== EXPLORE THE MATERIAL ==
(a) In the comment thread on genealogy software, reproduce word for word the stretch from "So, what I need" through "high resolution images.".
(b) According to the comment thread on genealogy software, what kind of program is RootsFinder instead of being a Windows, Macintosh, or Android program?

== SUPPLIED TEXT ==
Dick, have you tried RootsFinder, the new full-function genealogy program that features a DNA component that is incredibly functional?

Liked by 1 person

    —> Dick, have you tried RootsFinder

    Yes. I wrote about RootsFinder a couple of times earlier this year. It is a great program. Look at my articles at https://wp.me/p5Z3-5DD and at https://wp.me/p5Z3-6cc

    RootsFinder isn’t a Windows or Macintosh or Android program, however. It is web-based. As I wrote in February: “RootsFinder.com is a free, online family tree…” It runs on servers in the cloud, which I believe is the wave of the future. RootsFinder has a lot of enthusiastic fans.

    Liked by 1 person

Even though a smartphone is a computer now the article should break out by type of compujter


So, what I need to do is not a tablet, then I buy a screen, then I buy a keyboard, then I trust a cloud system with my 3tb of research and I need to make sure that I buy all the equipment and leads to link all these components.
I own a 3 year old Samsung Galaxy Note. It has already started slowing down, and although it was market leading at the time, it struggles with high resolution images.
Or you could spend a lot less money on a product designed for data input, designed to manipulate images and store all your data.
No tablet can cope with crunching data like a half decent. That combined with the lack of developer support for genealogy packages on Android, leaves Android with little go nothing to offer for genealogists.
Recently I spoke to a developer who works on a very popular genealogy software package and asked him about it. He told me that they have very few enquiries regarding Android and unless Android became a major player in pc operating systems, nothing will change.
That’s why there are so few genealogy packages on Android.


I only use a little flip phone and have no intention of getting am expensive new phone unless forced to do so and at my age that is probably not going to happen. I do lots of historical and genealogical research and sitting at my desk with my regular computer is very relaxing. I don’t even like the laptop as well.

(Dataset entries)
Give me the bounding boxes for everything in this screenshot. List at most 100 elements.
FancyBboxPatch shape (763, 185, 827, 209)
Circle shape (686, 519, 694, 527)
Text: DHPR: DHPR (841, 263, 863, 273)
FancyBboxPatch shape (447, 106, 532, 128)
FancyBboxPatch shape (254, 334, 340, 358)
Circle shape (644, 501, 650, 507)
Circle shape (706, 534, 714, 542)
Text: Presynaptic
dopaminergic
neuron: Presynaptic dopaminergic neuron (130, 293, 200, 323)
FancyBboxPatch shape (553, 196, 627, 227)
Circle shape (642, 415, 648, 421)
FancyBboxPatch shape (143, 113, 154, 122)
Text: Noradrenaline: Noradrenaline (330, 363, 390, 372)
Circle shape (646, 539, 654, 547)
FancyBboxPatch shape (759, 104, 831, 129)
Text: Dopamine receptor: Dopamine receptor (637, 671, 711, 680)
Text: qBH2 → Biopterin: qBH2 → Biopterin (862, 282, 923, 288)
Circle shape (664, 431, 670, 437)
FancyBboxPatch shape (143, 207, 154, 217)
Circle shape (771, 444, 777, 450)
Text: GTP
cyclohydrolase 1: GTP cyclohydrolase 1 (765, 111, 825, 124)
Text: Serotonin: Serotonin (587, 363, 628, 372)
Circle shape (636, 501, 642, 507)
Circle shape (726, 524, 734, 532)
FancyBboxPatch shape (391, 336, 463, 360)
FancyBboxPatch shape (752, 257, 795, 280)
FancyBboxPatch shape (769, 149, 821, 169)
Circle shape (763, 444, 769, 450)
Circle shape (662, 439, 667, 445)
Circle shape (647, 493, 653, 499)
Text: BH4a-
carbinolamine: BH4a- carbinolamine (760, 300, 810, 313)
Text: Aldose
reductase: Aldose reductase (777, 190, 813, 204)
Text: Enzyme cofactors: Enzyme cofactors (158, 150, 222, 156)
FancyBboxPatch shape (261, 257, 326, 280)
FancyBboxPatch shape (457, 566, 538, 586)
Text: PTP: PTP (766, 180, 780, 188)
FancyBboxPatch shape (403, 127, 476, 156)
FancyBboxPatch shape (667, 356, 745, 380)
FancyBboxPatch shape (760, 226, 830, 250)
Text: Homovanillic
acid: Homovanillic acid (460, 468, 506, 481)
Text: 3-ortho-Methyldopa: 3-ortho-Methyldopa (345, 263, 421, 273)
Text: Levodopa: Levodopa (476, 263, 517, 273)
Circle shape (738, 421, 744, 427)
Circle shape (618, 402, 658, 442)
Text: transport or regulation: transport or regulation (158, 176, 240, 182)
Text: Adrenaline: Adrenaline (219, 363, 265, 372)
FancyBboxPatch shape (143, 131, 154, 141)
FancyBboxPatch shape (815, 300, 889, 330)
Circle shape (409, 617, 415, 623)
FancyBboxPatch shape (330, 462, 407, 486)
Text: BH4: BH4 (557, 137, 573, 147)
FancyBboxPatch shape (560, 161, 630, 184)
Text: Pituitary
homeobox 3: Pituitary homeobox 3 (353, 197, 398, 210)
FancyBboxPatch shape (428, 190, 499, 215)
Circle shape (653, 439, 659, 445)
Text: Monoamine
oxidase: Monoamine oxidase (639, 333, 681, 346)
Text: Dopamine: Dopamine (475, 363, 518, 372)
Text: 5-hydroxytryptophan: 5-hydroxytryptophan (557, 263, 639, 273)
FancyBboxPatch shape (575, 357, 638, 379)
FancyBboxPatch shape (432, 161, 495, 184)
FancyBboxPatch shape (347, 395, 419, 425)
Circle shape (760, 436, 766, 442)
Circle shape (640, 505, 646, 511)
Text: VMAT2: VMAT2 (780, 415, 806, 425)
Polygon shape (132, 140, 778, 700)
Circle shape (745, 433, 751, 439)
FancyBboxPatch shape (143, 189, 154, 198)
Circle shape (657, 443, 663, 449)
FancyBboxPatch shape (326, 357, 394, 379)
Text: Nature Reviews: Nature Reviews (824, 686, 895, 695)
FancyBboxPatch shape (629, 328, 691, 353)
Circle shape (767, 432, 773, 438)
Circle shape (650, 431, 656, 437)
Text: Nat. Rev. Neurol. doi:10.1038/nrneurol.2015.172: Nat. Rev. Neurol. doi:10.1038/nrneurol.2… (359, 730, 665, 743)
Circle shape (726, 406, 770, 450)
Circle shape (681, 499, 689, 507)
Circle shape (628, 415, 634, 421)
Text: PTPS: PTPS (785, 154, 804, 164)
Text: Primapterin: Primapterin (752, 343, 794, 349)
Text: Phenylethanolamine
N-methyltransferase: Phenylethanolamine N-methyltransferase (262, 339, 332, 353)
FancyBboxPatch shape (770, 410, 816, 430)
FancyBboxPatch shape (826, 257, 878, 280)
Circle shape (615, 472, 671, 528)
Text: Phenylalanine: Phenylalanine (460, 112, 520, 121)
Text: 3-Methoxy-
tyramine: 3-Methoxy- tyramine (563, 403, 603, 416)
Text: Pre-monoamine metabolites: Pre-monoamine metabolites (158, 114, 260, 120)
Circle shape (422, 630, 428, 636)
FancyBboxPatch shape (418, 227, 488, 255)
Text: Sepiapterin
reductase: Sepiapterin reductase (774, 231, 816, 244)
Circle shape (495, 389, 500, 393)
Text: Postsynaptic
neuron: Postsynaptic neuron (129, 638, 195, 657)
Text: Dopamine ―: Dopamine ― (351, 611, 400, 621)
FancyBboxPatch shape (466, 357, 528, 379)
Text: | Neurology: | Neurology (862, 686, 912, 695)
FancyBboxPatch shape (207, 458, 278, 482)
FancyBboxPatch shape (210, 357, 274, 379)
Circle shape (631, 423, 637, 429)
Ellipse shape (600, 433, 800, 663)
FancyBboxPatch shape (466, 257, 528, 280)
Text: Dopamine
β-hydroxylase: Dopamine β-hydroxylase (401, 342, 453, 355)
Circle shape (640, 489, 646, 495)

== ANSWERS IN ORDER ==
(a)
So, what I need to do is not a tablet, then I buy a screen, then I buy a keyboard, then I trust a cloud system with my 3tb of research and I need to make sure that I buy all the equipment and leads to link all these components.
I own a 3 year old Samsung Galaxy Note. It has already started slowing down, and although it was market leading at the time, it struggles with high resolution images.

(b) It is web-based and runs on servers in the cloud.